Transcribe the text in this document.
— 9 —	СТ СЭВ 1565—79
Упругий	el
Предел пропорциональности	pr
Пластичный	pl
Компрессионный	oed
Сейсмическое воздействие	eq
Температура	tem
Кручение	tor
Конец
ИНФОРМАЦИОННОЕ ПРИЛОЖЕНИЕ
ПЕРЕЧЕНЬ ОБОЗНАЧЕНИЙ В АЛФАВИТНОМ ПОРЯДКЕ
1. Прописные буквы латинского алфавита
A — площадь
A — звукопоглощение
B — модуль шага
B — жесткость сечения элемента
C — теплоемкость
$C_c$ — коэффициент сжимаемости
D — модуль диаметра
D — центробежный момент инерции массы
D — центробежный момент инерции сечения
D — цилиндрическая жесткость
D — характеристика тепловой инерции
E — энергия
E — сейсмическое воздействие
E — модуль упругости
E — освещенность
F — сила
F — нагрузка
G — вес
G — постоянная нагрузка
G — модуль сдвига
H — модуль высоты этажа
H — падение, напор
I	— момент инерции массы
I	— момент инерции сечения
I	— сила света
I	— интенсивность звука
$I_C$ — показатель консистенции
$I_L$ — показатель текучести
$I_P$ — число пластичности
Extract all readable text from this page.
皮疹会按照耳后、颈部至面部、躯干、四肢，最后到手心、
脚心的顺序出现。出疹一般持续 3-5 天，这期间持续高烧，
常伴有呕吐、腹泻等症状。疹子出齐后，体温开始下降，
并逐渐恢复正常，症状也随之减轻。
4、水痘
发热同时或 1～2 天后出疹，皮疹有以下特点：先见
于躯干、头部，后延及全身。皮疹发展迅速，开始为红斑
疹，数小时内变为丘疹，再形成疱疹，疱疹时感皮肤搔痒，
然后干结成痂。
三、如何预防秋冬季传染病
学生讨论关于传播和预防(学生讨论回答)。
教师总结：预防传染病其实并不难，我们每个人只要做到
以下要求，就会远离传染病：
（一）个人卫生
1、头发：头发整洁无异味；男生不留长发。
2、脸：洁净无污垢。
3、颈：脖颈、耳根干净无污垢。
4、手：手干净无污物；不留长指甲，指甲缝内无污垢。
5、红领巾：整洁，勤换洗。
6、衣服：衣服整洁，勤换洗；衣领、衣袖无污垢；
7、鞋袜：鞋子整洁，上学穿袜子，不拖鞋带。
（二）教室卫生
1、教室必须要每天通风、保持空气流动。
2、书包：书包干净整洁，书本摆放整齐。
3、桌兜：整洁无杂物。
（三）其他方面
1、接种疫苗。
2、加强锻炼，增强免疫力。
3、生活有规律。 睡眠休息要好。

---+---

### Requirements
Return, from the data, each line that has the word "модуль" in it.

### Response to this exercise
B — модуль шага
D — модуль диаметра
E — модуль упругости
G — модуль сдвига
H — модуль высоты этажа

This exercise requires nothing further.